What the exercise asks | Return the number of lines in which the word "Redirection" appears; add nothing else.

Exercise input |
--------

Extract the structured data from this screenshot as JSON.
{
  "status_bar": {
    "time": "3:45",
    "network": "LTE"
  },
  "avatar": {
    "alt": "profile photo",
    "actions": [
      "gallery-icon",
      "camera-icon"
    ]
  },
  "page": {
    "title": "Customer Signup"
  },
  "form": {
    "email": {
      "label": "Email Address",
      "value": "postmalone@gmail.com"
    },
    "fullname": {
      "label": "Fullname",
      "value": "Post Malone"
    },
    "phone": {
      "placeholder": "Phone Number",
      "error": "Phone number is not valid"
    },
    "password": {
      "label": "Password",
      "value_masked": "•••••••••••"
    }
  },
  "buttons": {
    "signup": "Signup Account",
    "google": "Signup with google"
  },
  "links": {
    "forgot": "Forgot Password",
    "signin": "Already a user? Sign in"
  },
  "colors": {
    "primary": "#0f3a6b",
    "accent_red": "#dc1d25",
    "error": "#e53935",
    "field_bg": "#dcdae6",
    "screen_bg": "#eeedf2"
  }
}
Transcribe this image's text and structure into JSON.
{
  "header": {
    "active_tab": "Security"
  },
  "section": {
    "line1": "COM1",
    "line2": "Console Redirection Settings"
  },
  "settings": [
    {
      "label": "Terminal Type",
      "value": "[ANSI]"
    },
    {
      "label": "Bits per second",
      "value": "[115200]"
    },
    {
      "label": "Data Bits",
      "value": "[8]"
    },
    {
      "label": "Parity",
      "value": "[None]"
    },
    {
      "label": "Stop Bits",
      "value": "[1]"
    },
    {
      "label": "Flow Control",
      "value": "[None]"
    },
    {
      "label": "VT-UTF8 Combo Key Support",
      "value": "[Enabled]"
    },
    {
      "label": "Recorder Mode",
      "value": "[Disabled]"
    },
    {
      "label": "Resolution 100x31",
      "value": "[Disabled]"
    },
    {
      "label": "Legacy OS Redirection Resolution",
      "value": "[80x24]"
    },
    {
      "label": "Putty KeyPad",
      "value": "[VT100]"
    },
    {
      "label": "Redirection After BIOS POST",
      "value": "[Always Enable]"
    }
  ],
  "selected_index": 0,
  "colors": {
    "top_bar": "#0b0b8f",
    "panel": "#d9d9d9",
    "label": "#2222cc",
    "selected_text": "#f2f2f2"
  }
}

--------

Output | 3